Collection entries:
__________________________________________________
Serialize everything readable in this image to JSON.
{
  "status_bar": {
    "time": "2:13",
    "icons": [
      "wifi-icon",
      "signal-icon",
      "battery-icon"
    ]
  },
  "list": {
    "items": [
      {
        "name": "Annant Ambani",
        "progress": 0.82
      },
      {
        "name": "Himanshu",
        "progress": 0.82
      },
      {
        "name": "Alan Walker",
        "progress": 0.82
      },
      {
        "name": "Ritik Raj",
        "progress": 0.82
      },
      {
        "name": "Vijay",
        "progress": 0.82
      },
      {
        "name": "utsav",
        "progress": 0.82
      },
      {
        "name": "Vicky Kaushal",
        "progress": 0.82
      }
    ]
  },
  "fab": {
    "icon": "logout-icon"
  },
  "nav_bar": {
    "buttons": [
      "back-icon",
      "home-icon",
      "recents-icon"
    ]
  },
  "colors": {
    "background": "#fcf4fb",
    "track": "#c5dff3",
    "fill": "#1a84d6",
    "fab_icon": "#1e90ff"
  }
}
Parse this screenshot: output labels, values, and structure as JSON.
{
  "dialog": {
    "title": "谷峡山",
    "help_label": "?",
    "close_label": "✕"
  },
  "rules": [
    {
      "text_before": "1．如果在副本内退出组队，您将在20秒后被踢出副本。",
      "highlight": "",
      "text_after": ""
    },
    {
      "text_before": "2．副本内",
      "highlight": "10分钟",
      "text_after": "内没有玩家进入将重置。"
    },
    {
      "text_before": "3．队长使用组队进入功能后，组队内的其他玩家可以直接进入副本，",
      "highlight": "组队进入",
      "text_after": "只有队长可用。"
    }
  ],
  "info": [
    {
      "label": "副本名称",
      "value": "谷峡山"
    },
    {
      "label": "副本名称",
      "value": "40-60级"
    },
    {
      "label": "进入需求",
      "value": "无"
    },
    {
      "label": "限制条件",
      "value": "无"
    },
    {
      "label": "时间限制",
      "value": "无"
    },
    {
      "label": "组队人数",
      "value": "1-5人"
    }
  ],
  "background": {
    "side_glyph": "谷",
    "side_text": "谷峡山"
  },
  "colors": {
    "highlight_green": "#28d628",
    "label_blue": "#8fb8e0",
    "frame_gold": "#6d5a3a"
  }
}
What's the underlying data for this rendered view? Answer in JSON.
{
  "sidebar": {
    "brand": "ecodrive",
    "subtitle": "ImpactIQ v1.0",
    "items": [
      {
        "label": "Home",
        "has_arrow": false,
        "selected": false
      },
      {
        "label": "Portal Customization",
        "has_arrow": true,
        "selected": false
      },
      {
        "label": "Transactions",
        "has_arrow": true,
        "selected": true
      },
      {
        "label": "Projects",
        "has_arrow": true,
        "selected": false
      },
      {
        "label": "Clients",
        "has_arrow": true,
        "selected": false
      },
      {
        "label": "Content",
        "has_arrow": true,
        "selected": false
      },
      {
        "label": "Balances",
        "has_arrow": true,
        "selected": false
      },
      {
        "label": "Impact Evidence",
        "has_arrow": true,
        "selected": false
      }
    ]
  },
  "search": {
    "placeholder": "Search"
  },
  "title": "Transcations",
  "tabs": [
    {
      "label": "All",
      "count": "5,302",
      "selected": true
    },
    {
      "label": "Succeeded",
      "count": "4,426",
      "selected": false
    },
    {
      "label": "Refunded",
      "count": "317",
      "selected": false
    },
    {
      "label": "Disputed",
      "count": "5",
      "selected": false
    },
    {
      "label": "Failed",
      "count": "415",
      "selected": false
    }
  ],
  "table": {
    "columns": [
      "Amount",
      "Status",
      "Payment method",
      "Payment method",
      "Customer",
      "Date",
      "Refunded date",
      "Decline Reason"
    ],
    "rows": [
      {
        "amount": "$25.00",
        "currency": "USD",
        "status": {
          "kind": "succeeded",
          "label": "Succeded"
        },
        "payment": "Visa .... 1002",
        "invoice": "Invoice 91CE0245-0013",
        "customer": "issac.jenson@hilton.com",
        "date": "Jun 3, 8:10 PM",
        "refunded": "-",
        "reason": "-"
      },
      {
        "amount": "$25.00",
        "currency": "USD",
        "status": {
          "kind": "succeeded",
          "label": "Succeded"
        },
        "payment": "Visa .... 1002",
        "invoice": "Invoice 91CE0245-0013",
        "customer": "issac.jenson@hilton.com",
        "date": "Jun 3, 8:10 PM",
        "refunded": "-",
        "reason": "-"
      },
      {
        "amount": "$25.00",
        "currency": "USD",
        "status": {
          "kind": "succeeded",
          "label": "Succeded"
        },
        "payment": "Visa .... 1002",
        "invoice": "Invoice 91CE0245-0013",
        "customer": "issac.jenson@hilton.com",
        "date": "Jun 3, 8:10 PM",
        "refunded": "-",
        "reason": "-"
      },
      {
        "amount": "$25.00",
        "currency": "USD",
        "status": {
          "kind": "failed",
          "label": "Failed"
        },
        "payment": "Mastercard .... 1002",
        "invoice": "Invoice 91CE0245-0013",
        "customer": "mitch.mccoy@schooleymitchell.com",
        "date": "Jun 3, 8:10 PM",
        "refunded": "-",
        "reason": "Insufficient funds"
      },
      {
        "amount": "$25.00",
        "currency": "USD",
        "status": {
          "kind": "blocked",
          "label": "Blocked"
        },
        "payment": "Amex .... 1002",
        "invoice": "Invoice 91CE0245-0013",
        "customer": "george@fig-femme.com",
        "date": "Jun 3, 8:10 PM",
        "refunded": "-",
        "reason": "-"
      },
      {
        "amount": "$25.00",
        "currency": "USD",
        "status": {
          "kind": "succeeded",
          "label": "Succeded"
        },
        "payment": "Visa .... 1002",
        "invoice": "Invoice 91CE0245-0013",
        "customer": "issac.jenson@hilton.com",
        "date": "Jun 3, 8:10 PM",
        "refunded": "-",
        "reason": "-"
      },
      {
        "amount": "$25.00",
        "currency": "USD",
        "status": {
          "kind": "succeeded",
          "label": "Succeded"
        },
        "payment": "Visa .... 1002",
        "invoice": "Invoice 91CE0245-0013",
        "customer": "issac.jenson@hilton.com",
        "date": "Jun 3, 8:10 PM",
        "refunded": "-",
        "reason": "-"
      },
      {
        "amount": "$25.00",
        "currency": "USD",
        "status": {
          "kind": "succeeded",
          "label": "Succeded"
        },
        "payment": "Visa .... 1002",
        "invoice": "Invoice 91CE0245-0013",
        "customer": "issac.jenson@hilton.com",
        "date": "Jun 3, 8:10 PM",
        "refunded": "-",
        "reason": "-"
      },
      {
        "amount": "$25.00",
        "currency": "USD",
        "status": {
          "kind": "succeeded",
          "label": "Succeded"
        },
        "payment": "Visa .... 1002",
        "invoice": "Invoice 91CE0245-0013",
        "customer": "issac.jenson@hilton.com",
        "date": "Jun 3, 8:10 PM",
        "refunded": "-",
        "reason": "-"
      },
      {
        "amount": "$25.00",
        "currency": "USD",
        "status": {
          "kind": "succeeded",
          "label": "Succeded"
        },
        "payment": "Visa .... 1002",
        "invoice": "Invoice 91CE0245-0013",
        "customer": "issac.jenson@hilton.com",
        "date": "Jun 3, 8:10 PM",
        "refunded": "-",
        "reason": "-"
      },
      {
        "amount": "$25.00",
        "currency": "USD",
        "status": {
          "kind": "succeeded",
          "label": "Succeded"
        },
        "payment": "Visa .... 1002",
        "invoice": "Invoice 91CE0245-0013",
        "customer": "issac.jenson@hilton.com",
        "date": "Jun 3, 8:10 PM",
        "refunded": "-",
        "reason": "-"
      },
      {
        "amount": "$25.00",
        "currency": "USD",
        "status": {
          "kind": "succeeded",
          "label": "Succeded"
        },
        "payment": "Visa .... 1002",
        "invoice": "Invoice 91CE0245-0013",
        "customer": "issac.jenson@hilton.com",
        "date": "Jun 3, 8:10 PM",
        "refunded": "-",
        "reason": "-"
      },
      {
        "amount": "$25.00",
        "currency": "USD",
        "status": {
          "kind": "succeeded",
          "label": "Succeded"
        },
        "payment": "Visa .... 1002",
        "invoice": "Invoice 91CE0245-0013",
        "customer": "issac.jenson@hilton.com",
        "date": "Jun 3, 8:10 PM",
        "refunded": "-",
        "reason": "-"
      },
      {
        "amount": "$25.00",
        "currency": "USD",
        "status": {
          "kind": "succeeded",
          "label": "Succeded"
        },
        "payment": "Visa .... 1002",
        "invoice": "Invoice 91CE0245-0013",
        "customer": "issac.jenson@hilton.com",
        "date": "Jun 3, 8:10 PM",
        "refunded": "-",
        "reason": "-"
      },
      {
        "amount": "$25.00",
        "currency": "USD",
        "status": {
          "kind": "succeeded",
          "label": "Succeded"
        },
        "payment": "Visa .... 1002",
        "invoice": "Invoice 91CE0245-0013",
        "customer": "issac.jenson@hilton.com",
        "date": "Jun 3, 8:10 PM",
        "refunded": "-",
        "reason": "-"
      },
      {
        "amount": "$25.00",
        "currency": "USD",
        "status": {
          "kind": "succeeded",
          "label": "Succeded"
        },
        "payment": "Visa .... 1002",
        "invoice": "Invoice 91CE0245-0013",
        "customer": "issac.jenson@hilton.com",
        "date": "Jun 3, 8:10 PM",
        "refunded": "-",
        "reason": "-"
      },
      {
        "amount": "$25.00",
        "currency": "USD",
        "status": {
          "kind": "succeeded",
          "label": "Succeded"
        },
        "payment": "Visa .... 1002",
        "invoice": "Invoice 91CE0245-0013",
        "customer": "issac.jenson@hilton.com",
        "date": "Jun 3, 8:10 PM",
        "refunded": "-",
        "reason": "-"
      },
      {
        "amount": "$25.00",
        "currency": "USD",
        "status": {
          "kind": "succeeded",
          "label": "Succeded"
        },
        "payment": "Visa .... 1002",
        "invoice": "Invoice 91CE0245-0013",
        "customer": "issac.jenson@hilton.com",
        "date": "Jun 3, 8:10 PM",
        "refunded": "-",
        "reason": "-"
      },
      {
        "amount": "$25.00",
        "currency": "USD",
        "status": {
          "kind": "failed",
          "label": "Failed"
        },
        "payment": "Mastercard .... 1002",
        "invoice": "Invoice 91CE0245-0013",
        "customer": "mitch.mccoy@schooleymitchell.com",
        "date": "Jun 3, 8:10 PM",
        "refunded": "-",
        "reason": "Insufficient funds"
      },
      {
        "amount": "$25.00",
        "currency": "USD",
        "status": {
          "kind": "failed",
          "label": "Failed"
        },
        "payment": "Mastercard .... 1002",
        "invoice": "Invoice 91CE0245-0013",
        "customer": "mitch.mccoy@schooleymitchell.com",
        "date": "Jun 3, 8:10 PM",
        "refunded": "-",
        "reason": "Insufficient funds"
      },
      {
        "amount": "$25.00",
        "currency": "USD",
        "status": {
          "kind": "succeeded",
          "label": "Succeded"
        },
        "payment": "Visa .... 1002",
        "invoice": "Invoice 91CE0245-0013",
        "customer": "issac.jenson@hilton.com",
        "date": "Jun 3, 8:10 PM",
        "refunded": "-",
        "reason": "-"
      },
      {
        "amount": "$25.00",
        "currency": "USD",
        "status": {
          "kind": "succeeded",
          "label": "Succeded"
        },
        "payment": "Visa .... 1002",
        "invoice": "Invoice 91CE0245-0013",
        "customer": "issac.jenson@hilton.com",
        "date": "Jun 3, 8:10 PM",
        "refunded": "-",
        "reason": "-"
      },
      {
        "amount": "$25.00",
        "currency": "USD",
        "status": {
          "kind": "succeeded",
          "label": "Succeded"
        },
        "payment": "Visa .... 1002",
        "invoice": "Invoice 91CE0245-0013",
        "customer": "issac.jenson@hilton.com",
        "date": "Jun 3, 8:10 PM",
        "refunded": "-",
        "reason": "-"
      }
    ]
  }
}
__________________________________________________
- **What you will do**:
In the entries above, find lines with "JSON" and copy each.

- **Result of this exercise**:
Serialize everything readable in this image to JSON.
Parse this screenshot: output labels, values, and structure as JSON.
What's the underlying data for this rendered view? Answer in JSON.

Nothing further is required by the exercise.